= Written task =
Extract the entries in their exact form.

[BEGIN]

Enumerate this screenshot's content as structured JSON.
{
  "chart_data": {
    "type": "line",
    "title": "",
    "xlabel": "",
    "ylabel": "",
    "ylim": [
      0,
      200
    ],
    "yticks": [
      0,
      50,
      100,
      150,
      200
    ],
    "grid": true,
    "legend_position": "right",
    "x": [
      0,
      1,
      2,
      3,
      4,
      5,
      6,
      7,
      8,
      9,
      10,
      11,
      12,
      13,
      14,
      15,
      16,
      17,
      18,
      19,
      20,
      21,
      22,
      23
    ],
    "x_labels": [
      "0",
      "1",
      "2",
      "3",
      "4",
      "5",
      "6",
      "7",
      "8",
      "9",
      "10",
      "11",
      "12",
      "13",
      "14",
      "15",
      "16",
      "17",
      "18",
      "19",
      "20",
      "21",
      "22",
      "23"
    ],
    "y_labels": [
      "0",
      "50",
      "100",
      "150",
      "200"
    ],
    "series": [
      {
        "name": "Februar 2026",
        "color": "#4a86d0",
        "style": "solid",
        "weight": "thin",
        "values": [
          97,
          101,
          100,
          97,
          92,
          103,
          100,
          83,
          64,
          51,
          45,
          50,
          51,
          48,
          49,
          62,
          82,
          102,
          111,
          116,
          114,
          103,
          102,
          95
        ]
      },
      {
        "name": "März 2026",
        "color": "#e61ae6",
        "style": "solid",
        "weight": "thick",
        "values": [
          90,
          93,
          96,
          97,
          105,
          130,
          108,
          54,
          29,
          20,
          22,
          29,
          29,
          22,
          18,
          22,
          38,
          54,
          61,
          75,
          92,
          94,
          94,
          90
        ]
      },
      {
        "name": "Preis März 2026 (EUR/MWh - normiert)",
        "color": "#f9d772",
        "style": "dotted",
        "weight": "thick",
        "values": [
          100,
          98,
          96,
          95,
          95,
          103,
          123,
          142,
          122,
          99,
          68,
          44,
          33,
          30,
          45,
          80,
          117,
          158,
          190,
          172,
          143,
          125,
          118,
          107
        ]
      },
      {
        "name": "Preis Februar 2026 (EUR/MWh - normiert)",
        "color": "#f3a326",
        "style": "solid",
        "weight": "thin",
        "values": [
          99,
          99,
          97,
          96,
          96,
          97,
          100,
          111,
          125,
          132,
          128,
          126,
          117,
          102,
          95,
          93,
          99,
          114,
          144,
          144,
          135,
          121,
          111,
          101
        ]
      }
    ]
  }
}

[END]

= Solution =
Enumerate this screenshot's content as structured JSON.
{
  "chart_data": {
    "type": "line",
    "title": "",
    "xlabel": "",
    "ylabel": "",
    "ylim": [
      0,
      200
    ],
    "yticks": [
      0,
      50,
      100,
      150,
      200
    ],
    "grid": true,
    "legend_position": "right",
    "x": [
      0,
      1,
      2,
      3,
      4,
      5,
      6,
      7,
      8,
      9,
      10,
      11,
      12,
      13,
      14,
      15,
      16,
      17,
      18,
      19,
      20,
      21,
      22,
      23
    ],
    "x_labels": [
      "0",
      "1",
      "2",
      "3",
      "4",
      "5",
      "6",
      "7",
      "8",
      "9",
      "10",
      "11",
      "12",
      "13",
      "14",
      "15",
      "16",
      "17",
      "18",
      "19",
      "20",
      "21",
      "22",
      "23"
    ],
    "y_labels": [
      "0",
      "50",
      "100",
      "150",
      "200"
    ],
    "series": [
      {
        "name": "Februar 2026",
        "color": "#4a86d0",
        "style": "solid",
        "weight": "thin",
        "values": [
          97,
          101,
          100,
          97,
          92,
          103,
          100,
          83,
          64,
          51,
          45,
          50,
          51,
          48,
          49,
          62,
          82,
          102,
          111,
          116,
          114,
          103,
          102,
          95
        ]
      },
      {
        "name": "März 2026",
        "color": "#e61ae6",
        "style": "solid",
        "weight": "thick",
        "values": [
          90,
          93,
          96,
          97,
          105,
          130,
          108,
          54,
          29,
          20,
          22,
          29,
          29,
          22,
          18,
          22,
          38,
          54,
          61,
          75,
          92,
          94,
          94,
          90
        ]
      },
      {
        "name": "Preis März 2026 (EUR/MWh - normiert)",
        "color": "#f9d772",
        "style": "dotted",
        "weight": "thick",
        "values": [
          100,
          98,
          96,
          95,
          95,
          103,
          123,
          142,
          122,
          99,
          68,
          44,
          33,
          30,
          45,
          80,
          117,
          158,
          190,
          172,
          143,
          125,
          118,
          107
        ]
      },
      {
        "name": "Preis Februar 2026 (EUR/MWh - normiert)",
        "color": "#f3a326",
        "style": "solid",
        "weight": "thin",
        "values": [
          99,
          99,
          97,
          96,
          96,
          97,
          100,
          111,
          125,
          132,
          128,
          126,
          117,
          102,
          95,
          93,
          99,
          114,
          144,
          144,
          135,
          121,
          111,
          101
        ]
      }
    ]
  }
}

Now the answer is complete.